* [Exercise details]
Find the lines that contain the word "pusong" and copy each one.

* [Data for processing]
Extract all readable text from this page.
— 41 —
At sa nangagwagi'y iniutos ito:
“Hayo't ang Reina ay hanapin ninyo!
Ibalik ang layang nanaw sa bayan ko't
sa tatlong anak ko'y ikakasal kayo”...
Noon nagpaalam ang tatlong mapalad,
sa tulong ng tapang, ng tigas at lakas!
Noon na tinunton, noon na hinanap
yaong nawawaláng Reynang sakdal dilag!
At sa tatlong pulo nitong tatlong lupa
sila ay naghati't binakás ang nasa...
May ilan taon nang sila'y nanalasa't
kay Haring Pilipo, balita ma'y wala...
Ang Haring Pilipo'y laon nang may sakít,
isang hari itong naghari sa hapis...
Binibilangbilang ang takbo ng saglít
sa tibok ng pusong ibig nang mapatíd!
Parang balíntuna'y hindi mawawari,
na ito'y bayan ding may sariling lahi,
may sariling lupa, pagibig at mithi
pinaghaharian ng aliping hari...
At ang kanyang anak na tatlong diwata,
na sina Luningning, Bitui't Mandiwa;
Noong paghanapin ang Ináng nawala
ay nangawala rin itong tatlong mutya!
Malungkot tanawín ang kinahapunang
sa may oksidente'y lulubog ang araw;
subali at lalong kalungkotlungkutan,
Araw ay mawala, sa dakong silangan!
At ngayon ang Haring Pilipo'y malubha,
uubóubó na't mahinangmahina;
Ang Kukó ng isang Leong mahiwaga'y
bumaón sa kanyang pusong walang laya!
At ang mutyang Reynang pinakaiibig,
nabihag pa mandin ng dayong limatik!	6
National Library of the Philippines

* [Response below]
sa tibok ng pusong ibig nang mapatíd!
bumaón sa kanyang pusong walang laya!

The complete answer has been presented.